**Challenge:** Copy out every line in the listing that contains the string "CORNISH".

-- start --

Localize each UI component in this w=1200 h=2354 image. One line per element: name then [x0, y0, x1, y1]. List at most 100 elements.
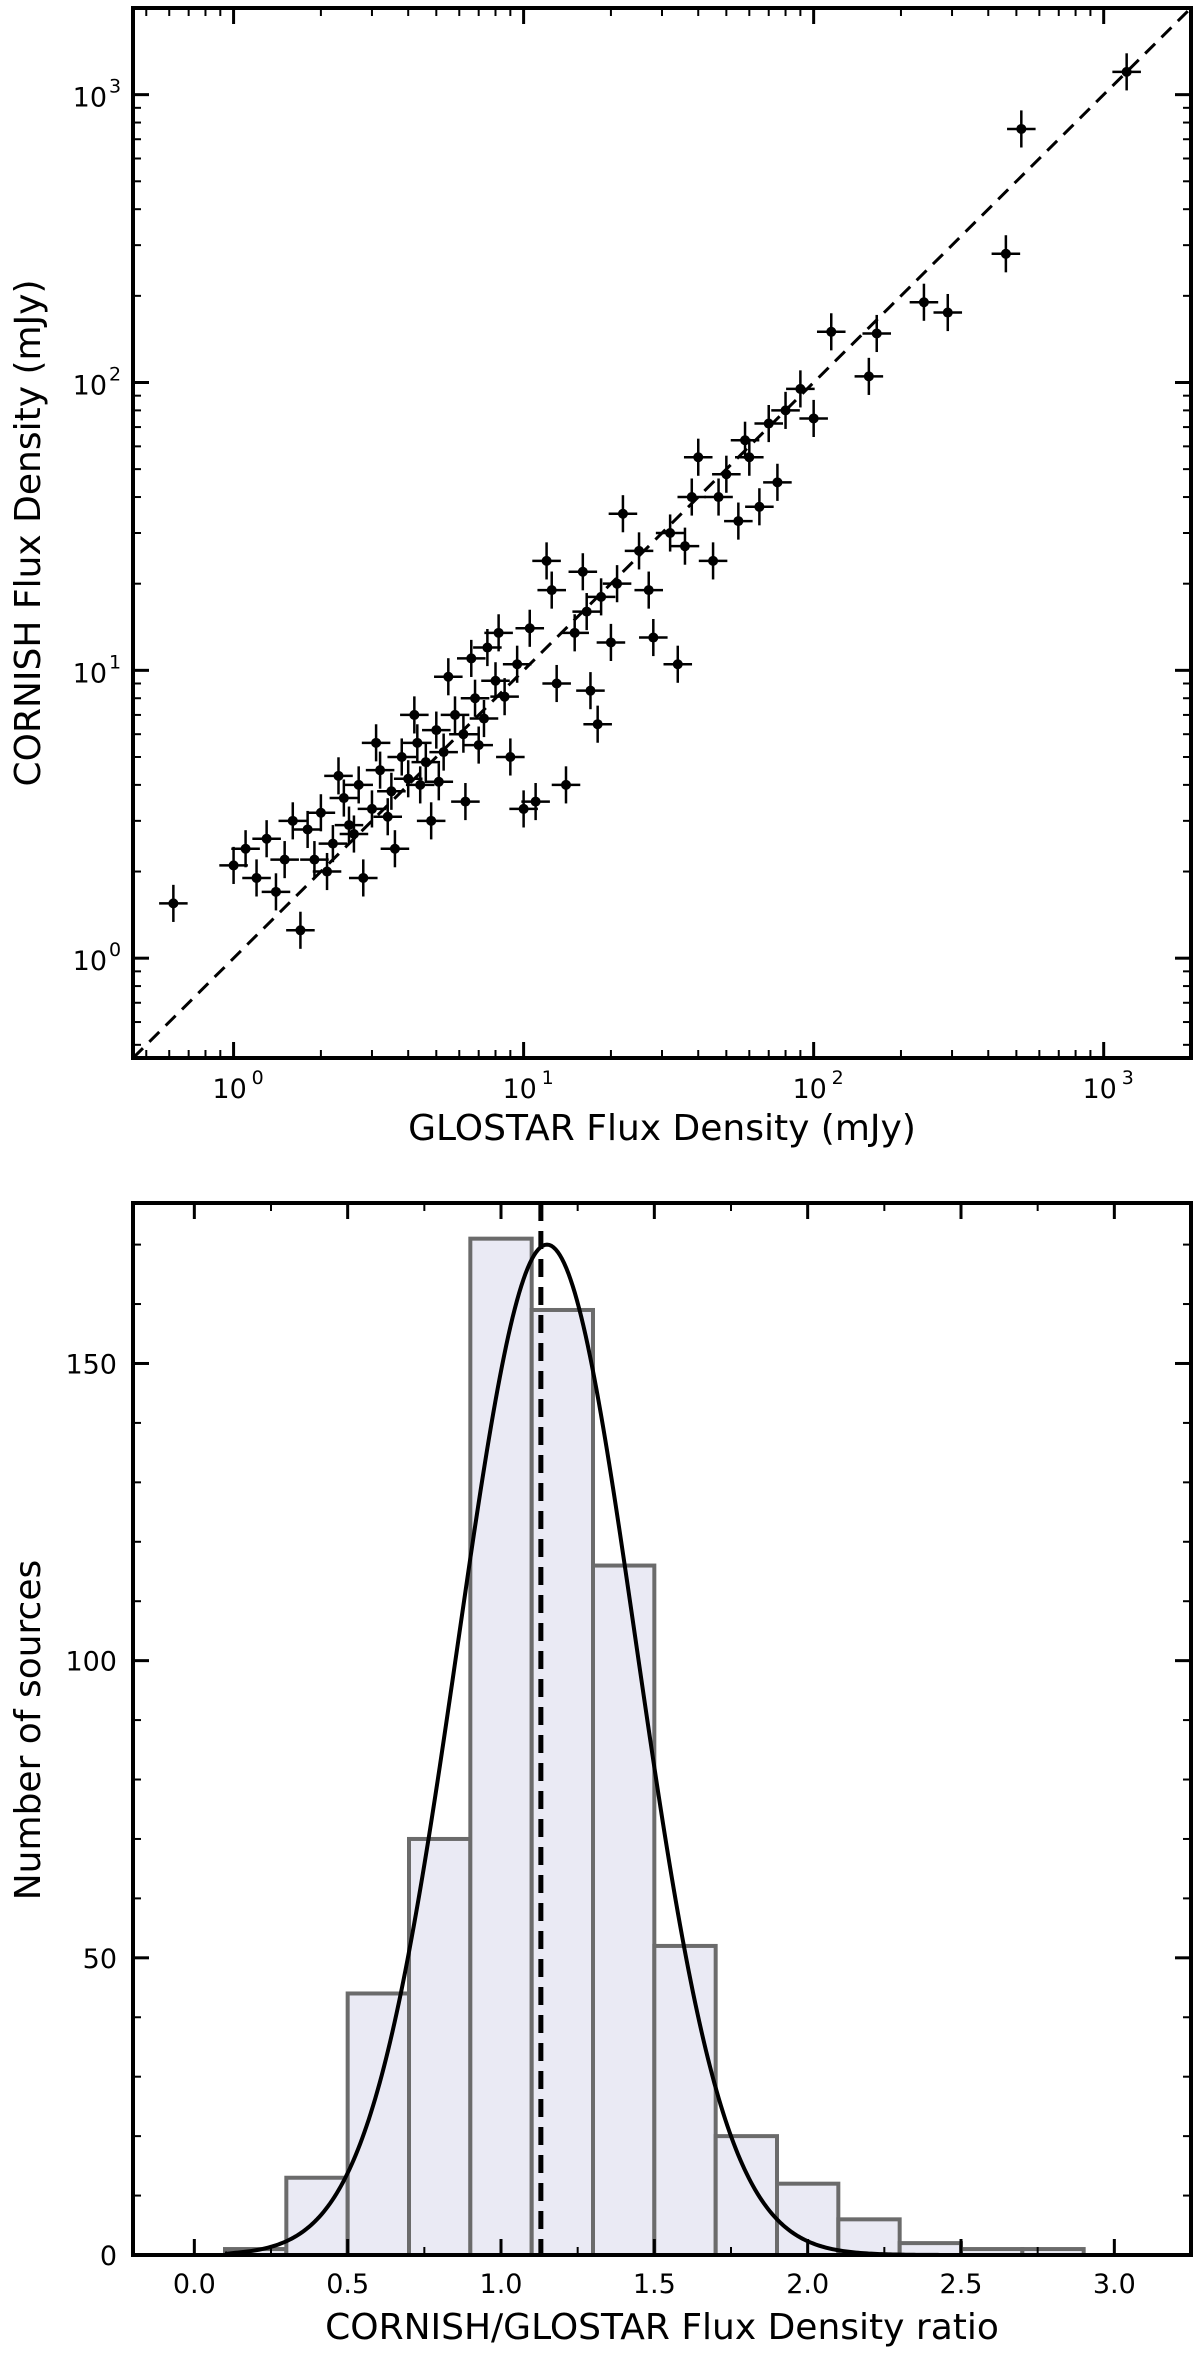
x-tick-label: 10 [792, 1074, 826, 1105]
data-point [371, 737, 382, 748]
y-tick-label-exponent: 3 [109, 76, 121, 98]
histogram-bar [836, 2217, 902, 2257]
data-point [551, 678, 562, 689]
data-point [426, 815, 437, 826]
x-tick-label: 2.5 [940, 2269, 983, 2300]
data-point [679, 541, 690, 552]
data-point [482, 642, 493, 653]
data-point [389, 843, 400, 854]
scatter-panel: 10 0 10 1 10 2 10 310 010 110 210 3 GLOSTAR Flux De… [8, 6, 1193, 1149]
data-point [240, 843, 251, 854]
x-tick-label-exponent: 3 [1122, 1067, 1134, 1089]
x-tick-label: 1.0 [480, 2269, 523, 2300]
y-tick-label-exponent: 0 [109, 939, 121, 961]
data-point [433, 776, 444, 787]
data-point [443, 671, 454, 682]
data-point [942, 307, 953, 318]
data-point [431, 725, 442, 736]
data-point [693, 452, 704, 463]
data-point [490, 675, 501, 686]
y-tick-label-exponent: 1 [109, 651, 121, 673]
scatter-plot-frame [131, 6, 1193, 1060]
data-point [918, 297, 929, 308]
data-point [450, 709, 461, 720]
x-tick-label-exponent: 2 [832, 1067, 844, 1089]
y-tick-label: 10 [73, 658, 107, 689]
data-point [228, 860, 239, 871]
data-point [754, 501, 765, 512]
one-to-one-line [131, 6, 1193, 1060]
x-tick-label: 1.5 [633, 2269, 676, 2300]
data-point [585, 685, 596, 696]
data-point [415, 779, 426, 790]
data-point [168, 898, 179, 909]
histogram-bars [223, 1236, 1086, 2258]
data-point [605, 637, 616, 648]
x-tick-label: 2.0 [786, 2269, 829, 2300]
data-point [744, 452, 755, 463]
data-point [466, 653, 477, 664]
data-point [708, 555, 719, 566]
histogram-bar [345, 1991, 411, 2257]
data-point [1016, 123, 1027, 134]
data-point [672, 659, 683, 670]
data-point [353, 779, 364, 790]
data-point [499, 691, 510, 702]
histogram-panel: 0.0 0.5 1.0 1.5 2.0 2.5 3.0 0 50 100 150 CORNISH/G… [8, 1201, 1193, 2348]
y-tick-label: 10 [73, 946, 107, 977]
x-tick-label: 10 [212, 1074, 246, 1105]
data-point [493, 627, 504, 638]
data-point [343, 820, 354, 831]
y-tick-label: 0 [100, 2241, 117, 2272]
histogram-x-axis-label: CORNISH/GLOSTAR Flux Density ratio [325, 2307, 999, 2348]
data-point [348, 829, 359, 840]
data-point [648, 632, 659, 643]
x-tick-label: 10 [1083, 1074, 1117, 1105]
data-point [302, 824, 313, 835]
x-tick-label-exponent: 0 [252, 1067, 264, 1089]
data-point [546, 585, 557, 596]
histogram-bar [652, 1943, 718, 2257]
data-point [518, 803, 529, 814]
data-point [309, 854, 320, 865]
data-point [375, 765, 386, 776]
x-tick-label: 0.5 [326, 2269, 369, 2300]
data-point [412, 737, 423, 748]
data-point [617, 508, 628, 519]
data-point [338, 793, 349, 804]
x-tick-label: 10 [502, 1074, 536, 1105]
histogram-plot-frame [131, 1201, 1193, 2257]
scatter-x-axis-label: GLOSTAR Flux Density (mJy) [408, 1108, 916, 1149]
x-tick-label: 0.0 [173, 2269, 216, 2300]
x-tick-label-exponent: 1 [542, 1067, 554, 1089]
y-tick-label: 10 [73, 83, 107, 114]
y-tick-label: 150 [65, 1349, 117, 1380]
data-point [279, 854, 290, 865]
data-point [541, 555, 552, 566]
data-point [871, 328, 882, 339]
data-point [577, 566, 588, 577]
data-point [386, 786, 397, 797]
data-point [772, 477, 783, 488]
y-tick-label-exponent: 2 [109, 363, 121, 385]
data-point [396, 751, 407, 762]
data-point [560, 779, 571, 790]
data-point [505, 751, 516, 762]
data-point [733, 516, 744, 527]
data-point [333, 770, 344, 781]
data-point [808, 413, 819, 424]
data-point [473, 740, 484, 751]
y-tick-label: 50 [83, 1944, 117, 1975]
data-point [358, 872, 369, 883]
data-point [581, 606, 592, 617]
y-tick-label: 10 [73, 370, 107, 401]
x-tick-label: 3.0 [1093, 2269, 1136, 2300]
data-point [295, 925, 306, 936]
y-tick-label: 100 [65, 1647, 117, 1678]
data-point [530, 796, 541, 807]
data-point [470, 693, 481, 704]
data-point [366, 803, 377, 814]
data-point [261, 833, 272, 844]
data-point [1000, 248, 1011, 259]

-- end --

**Task output:**
histogram-panel: 0.0 0.5 1.0 1.5 2.0 2.5 3.0 0 50 100 150 CORNISH/G… [8, 1201, 1193, 2348]
histogram-x-axis-label: CORNISH/GLOSTAR Flux Density ratio [325, 2307, 999, 2348]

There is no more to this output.